- _PASSAGE SHOWN_:
┏━━

The Sound and the Fury epitomizes Faulkner’s inexhaustible invention and powerful imagination. The book is apparently difficult reading since he deliberately chooses a style that involves salient obscurity. The reading is more than arduous; but upon completion I am rewarded with more than just satisfaction. Told in four parts of rough equal length, the novel captures the decadence of the Compson family in the 1920s through three brothers’ memories of their sister Caddy and the family cook’s reflections.

I could hear the clock, and I could hear Caddy standing behind me, and I could hear the roof. It’s still raining, Caddy said. I hate rain. I hate everything. And then her head came into my lap and she was crying, holding me, and I began to cry. (I, 55 – Benjy)

The first part is told by a congenital imbecile, Benjy, a man of 33 whose development has not advanced beyond childhood. He has no sense of time and portrays all the events in the present. His entire mentality revolves around Caddy, for whom he harbors fond memories and passionate devotion. Benjy’s narrative, at a first glance, is completely unreadable, owing to his associative thought-process. The whole of his 33 years are present to him in one uninterrupted and streamless flood. Different memories of Caddy subtly mark the time shifts across almost twenty events spanning 30 years. Benjy’s rigmarole actually gives a general picture of the intense passionate family relationships. One will be surprised at the completeness of his account despite its warped nature.

┗━━

- _EXTRACTED INFORMATION_:
┏━━

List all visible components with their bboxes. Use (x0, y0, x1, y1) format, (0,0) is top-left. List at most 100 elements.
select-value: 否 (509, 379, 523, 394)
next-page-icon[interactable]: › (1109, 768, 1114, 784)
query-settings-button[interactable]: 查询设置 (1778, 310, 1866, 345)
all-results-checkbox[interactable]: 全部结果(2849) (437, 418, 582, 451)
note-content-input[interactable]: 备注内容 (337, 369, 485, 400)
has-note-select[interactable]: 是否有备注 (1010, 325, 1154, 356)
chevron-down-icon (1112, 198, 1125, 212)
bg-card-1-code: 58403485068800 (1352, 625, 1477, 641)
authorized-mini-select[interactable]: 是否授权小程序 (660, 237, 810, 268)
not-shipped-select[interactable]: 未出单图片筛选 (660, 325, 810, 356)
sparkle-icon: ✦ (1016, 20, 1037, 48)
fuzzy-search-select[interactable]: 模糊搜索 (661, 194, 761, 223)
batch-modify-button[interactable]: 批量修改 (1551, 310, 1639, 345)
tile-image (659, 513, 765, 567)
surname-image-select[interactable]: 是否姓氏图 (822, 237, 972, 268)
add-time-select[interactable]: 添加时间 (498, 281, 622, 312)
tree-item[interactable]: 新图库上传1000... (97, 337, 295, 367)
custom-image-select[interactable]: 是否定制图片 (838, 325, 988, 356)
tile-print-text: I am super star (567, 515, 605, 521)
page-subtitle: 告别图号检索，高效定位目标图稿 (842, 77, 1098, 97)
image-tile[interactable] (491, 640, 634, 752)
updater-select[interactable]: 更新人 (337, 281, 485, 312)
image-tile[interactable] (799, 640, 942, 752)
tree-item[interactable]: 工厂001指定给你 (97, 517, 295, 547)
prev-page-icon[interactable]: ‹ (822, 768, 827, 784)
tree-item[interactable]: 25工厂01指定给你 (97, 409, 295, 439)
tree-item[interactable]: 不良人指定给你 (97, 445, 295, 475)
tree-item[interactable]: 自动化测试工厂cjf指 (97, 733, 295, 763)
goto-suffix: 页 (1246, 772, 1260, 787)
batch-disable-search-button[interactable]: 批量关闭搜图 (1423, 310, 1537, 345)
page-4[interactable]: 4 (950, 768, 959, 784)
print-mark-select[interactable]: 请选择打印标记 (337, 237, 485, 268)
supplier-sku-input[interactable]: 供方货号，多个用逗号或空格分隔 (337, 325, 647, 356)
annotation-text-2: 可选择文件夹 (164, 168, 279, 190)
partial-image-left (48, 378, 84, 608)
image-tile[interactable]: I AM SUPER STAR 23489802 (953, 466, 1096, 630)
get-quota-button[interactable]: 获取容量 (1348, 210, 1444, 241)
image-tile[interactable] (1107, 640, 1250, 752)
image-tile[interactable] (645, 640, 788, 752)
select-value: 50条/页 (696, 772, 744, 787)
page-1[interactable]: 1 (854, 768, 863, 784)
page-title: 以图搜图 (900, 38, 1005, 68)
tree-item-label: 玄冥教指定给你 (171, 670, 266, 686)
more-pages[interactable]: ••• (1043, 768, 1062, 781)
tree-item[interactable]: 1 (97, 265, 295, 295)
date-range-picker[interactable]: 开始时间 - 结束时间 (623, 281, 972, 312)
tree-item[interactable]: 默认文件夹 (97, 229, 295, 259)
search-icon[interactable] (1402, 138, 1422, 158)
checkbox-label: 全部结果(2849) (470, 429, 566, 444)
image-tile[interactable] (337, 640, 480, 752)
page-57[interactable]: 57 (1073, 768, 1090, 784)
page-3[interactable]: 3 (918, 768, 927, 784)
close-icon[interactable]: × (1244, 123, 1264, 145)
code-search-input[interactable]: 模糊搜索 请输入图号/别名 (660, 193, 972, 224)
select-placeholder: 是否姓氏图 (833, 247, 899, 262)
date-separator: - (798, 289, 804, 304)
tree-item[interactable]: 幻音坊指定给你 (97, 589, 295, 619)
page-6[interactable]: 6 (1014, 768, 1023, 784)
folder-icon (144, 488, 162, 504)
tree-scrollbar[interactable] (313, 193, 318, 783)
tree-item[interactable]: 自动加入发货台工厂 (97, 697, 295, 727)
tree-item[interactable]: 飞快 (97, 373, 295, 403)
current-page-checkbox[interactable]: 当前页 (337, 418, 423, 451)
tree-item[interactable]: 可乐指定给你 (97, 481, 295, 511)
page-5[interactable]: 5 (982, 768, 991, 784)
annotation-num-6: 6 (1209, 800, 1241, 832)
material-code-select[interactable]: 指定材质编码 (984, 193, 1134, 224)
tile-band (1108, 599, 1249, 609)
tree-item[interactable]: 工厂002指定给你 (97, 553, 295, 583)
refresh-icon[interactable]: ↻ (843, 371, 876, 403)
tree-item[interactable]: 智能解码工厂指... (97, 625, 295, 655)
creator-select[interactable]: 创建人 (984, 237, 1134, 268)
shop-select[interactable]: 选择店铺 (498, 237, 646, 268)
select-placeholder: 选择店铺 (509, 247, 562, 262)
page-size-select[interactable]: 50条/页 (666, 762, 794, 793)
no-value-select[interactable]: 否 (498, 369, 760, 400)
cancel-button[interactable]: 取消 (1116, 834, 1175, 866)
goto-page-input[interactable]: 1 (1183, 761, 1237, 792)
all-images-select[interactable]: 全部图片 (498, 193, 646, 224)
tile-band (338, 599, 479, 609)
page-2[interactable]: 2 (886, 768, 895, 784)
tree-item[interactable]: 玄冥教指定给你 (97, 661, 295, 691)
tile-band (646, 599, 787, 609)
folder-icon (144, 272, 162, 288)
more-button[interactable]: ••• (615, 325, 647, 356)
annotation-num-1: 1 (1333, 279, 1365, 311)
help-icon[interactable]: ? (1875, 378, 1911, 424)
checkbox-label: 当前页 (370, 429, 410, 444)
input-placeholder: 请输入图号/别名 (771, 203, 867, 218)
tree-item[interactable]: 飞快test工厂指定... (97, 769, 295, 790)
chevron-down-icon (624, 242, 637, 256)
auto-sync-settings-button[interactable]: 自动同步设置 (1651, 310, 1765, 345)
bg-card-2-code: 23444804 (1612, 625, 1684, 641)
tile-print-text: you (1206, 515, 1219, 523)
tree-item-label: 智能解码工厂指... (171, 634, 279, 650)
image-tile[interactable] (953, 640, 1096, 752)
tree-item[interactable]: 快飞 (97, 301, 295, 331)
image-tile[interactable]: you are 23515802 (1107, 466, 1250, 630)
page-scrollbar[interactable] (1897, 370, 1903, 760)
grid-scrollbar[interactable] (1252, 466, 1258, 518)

┗━━

- _REQUESTS_:
1. Answer these questions from the passage on The Sound and the Fury:
(a) How many parts is the novel told in?
(b) In the quoted lines, what does Caddy say she hates?
(c) How old is Benjy?
2. Update the records from their first line up to and including the line with "note-content-input[interactable]: 备注内容 (337, 369, 485, 400)", changing "interactable" to "clickable" and keeping everything else as it is. Give only those lines.

- _FULL ANSWERS_:
1.
(a) Four.
(b) Rain, and everything.
(c) 33.

2.
List all visible components with their bboxes. Use (x0, y0, x1, y1) format, (0,0) is top-left. List at most 100 elements.
select-value: 否 (509, 379, 523, 394)
next-page-icon[clickable]: › (1109, 768, 1114, 784)
query-settings-button[clickable]: 查询设置 (1778, 310, 1866, 345)
all-results-checkbox[clickable]: 全部结果(2849) (437, 418, 582, 451)
note-content-input[clickable]: 备注内容 (337, 369, 485, 400)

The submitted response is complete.